Chartbeat has a service called Headline Testing that it promotes like this:
Run headline tests that optimize for reader engagement after the click, so you can maximize each story’s readership by ensuring it has the best headline.
The reason that I was able to see both the “before” and “after” headlines was because the CBC hasn’t implemented what Chartbeat calls Asynchronous Implementation With Flicker Control, an option that would hide the page until the switch was in.
What’s most interesting about the data that Chartbeat returns as part of its headline-switching magic is the “probability” data. While this doesn’t appear to be publicly documented anywhere, I’ve noticed that it changes over time, and I’m assuming that this is a reflection of which of the variants is “winning” the race to conversion, something that Chartbeat goes into more detail about:
The test ends when the winning headline has been determined with 95% confidence and Chartbeat begins to automatically serve that headline 100% of the time.
To make sure that tests come to a conclusion as efficiently as possible, we have an alternate way to determine a winner, called ‘soft convergence’. If 20 minutes have passed and we’re 95% confident that no headline is better by a margin of 25%, the leading headline will win.
So I presume that, for any of the variants above, once the “probability” level reaches 0.95–95%–that headline will be deemed to have “won” and we’ll all see it all the time.

Page segmentation data
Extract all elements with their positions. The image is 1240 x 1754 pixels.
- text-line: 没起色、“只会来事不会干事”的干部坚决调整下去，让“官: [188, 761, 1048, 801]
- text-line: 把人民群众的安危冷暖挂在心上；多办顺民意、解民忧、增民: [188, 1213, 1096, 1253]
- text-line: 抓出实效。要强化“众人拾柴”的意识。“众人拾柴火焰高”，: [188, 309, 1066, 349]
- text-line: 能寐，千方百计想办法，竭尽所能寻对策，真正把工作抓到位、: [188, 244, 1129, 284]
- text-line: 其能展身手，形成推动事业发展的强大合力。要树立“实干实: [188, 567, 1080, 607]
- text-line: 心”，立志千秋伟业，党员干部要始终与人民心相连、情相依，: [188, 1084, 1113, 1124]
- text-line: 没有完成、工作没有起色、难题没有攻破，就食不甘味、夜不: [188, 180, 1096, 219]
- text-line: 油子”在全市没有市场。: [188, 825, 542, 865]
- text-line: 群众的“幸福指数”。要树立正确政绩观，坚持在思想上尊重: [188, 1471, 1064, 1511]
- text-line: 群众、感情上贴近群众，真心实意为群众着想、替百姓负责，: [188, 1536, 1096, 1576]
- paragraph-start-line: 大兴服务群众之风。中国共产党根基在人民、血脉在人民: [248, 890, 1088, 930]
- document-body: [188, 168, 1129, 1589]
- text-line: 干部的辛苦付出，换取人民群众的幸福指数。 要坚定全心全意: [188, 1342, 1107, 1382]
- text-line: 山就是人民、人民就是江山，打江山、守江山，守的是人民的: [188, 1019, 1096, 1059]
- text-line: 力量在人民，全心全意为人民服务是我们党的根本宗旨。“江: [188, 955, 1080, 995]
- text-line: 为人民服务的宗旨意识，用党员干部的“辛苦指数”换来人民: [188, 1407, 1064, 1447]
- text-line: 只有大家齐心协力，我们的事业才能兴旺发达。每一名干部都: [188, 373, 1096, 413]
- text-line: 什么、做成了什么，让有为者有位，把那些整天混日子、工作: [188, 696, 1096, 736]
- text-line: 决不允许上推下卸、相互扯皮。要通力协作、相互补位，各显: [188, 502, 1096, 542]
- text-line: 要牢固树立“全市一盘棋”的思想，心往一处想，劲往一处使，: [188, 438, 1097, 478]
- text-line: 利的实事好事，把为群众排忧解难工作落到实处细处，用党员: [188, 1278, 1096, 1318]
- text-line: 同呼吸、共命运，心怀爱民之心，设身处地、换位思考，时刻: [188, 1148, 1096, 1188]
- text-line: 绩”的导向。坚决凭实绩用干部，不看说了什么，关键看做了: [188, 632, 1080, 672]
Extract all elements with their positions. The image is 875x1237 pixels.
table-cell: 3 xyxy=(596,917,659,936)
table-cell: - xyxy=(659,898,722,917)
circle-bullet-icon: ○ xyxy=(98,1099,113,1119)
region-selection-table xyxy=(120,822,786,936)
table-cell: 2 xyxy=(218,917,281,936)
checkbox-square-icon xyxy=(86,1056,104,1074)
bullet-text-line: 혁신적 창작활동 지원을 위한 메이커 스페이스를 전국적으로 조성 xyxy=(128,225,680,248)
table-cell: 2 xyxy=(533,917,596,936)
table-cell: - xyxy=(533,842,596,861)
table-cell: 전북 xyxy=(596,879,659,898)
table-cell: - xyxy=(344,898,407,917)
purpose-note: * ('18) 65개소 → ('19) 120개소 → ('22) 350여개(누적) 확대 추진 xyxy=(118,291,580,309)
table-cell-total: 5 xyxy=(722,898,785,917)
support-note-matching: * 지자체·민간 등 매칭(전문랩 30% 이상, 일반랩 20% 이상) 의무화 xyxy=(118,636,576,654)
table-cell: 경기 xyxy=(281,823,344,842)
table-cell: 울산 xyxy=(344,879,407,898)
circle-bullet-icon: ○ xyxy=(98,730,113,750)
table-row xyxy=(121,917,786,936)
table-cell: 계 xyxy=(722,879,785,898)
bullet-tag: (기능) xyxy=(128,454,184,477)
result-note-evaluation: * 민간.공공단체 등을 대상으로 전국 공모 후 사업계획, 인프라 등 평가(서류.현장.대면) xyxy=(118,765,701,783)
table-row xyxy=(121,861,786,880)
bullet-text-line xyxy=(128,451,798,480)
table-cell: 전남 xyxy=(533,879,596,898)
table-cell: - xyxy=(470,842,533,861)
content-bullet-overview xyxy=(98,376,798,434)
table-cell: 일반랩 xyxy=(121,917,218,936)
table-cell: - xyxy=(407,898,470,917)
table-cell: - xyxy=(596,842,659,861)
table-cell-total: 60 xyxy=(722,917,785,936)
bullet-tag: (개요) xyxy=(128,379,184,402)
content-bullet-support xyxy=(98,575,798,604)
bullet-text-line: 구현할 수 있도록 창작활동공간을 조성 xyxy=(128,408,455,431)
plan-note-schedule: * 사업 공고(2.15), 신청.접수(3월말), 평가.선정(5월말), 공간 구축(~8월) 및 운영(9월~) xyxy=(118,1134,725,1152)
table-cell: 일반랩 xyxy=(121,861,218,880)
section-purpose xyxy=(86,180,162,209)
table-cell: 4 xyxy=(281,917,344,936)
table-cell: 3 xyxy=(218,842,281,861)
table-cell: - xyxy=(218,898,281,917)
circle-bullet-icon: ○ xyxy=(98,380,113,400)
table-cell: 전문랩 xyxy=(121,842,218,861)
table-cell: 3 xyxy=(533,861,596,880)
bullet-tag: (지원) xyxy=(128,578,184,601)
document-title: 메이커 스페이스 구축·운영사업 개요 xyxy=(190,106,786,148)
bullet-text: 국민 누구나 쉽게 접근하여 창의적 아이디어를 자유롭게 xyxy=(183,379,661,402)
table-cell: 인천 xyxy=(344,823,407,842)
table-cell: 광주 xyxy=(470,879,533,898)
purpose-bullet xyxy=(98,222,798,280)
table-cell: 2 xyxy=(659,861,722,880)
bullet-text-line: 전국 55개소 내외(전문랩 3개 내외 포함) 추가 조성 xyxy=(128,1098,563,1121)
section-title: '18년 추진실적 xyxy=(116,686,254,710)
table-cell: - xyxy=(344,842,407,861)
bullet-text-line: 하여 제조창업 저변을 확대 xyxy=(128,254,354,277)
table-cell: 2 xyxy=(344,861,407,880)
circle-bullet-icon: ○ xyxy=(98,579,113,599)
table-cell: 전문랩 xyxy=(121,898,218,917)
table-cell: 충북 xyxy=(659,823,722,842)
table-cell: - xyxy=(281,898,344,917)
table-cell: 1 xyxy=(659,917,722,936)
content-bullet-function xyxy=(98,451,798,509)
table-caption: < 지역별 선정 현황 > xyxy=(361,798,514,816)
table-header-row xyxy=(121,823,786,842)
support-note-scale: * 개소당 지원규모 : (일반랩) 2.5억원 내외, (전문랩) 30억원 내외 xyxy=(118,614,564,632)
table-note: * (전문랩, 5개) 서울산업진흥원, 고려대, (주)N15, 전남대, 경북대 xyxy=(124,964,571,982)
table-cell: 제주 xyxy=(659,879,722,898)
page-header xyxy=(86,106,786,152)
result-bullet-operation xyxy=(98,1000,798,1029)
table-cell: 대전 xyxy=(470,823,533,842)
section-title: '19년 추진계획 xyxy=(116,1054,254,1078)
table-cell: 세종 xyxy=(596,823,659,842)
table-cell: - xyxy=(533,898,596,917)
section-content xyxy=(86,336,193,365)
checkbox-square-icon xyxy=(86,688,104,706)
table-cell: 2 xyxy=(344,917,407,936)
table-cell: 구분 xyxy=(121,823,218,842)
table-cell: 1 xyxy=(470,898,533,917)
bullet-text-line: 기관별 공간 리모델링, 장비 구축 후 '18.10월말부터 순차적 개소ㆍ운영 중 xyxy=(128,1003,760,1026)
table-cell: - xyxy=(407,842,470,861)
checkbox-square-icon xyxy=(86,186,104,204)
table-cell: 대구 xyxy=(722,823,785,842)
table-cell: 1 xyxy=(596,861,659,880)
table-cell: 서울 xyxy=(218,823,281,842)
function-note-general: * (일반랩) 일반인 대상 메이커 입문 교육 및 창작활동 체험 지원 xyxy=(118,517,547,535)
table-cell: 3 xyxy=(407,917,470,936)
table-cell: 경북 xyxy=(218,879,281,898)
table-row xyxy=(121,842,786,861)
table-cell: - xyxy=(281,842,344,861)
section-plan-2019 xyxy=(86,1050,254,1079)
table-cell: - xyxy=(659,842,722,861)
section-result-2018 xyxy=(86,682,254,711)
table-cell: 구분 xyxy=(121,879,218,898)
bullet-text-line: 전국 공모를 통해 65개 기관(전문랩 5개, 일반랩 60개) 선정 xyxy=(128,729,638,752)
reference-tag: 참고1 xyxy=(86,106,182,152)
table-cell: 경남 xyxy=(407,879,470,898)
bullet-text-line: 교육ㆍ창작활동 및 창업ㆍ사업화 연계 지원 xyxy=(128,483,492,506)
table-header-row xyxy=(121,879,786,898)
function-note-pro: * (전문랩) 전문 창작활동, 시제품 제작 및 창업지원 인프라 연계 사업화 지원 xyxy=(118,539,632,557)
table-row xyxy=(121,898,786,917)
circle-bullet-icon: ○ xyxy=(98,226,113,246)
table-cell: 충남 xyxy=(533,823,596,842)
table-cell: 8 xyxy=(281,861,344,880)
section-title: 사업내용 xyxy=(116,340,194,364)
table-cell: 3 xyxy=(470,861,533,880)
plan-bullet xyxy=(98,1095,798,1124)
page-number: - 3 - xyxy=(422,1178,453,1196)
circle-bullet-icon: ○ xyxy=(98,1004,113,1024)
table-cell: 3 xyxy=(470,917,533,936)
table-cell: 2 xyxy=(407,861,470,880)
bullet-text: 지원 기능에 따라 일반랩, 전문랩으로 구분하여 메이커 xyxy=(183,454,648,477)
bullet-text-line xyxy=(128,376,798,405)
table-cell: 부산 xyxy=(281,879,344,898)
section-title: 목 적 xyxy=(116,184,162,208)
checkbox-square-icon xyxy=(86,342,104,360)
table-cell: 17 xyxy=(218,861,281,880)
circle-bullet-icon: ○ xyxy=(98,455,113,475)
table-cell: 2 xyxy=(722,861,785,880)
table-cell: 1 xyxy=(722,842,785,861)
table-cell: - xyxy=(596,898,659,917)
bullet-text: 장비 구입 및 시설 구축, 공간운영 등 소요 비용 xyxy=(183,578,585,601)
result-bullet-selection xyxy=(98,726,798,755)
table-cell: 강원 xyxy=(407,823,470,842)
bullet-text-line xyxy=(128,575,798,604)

TASKS TO COMPLETE
1. Rewrite the passage on Chartbeat's headline testing from "Chartbeat has a" to "switch was in.", swapping "reader engagement" for "audience engagement".
2. Put this sentence from the passage on Chartbeat's headline testing into Spanish: "The test ends when the winning headline has been determined with 95% confidence and Chartbeat begins to automatically serve that headline 100% of the time."

ANSWER LIST
1.
Chartbeat has a service called Headline Testing that it promotes like this:
Run headline tests that optimize for audience engagement after the click, so you can maximize each story’s readership by ensuring it has the best headline.
The reason that I was able to see both the “before” and “after” headlines was because the CBC hasn’t implemented what Chartbeat calls Asynchronous Implementation With Flicker Control, an option that would hide the page until the switch was in.

2. La prueba termina cuando se ha determinado el titular ganador con un 95 % de confianza y Chartbeat comienza a mostrar automáticamente ese titular el 100 % del tiempo.